[Collected data]
▬▬▬▬▬▬▬▬▬▬

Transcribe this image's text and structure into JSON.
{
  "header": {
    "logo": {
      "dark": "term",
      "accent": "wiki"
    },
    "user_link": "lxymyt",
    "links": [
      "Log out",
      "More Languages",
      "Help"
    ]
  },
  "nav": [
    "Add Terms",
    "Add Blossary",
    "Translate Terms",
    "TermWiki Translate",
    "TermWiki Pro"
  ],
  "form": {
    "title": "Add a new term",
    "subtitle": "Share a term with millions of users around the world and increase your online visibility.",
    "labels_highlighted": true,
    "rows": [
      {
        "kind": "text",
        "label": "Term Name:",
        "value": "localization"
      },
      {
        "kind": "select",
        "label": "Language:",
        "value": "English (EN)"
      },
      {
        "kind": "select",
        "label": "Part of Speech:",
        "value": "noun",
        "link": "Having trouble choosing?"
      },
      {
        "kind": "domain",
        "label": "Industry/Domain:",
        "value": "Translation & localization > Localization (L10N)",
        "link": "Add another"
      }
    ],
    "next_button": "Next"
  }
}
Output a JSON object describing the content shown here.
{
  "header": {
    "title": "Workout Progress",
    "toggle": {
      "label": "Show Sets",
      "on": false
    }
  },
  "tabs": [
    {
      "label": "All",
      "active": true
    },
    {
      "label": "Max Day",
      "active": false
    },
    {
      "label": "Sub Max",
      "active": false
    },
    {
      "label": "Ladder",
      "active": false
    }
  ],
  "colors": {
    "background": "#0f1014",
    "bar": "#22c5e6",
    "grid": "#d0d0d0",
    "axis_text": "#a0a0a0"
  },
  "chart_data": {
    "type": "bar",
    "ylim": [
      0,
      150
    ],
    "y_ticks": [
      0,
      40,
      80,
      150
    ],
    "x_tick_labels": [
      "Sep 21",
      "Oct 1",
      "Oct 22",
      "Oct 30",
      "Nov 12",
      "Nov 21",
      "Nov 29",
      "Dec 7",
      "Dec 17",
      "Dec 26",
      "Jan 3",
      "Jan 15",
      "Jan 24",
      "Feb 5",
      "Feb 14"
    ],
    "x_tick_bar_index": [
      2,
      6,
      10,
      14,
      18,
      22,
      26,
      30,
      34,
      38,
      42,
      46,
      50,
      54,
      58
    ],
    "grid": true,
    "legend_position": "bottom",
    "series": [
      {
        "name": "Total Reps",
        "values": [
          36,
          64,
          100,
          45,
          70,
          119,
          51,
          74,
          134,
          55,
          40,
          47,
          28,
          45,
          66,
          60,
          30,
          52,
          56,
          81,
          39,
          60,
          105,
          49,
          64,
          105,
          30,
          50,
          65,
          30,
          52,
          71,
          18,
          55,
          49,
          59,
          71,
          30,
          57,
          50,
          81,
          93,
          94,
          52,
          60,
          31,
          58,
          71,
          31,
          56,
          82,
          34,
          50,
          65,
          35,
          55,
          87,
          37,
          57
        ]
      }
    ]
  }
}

▬▬▬▬▬▬▬▬▬▬

## Your objective
Read the data above and pull out each line that holds the string "JSON".

## Written answer
Transcribe this image's text and structure into JSON.
Output a JSON object describing the content shown here.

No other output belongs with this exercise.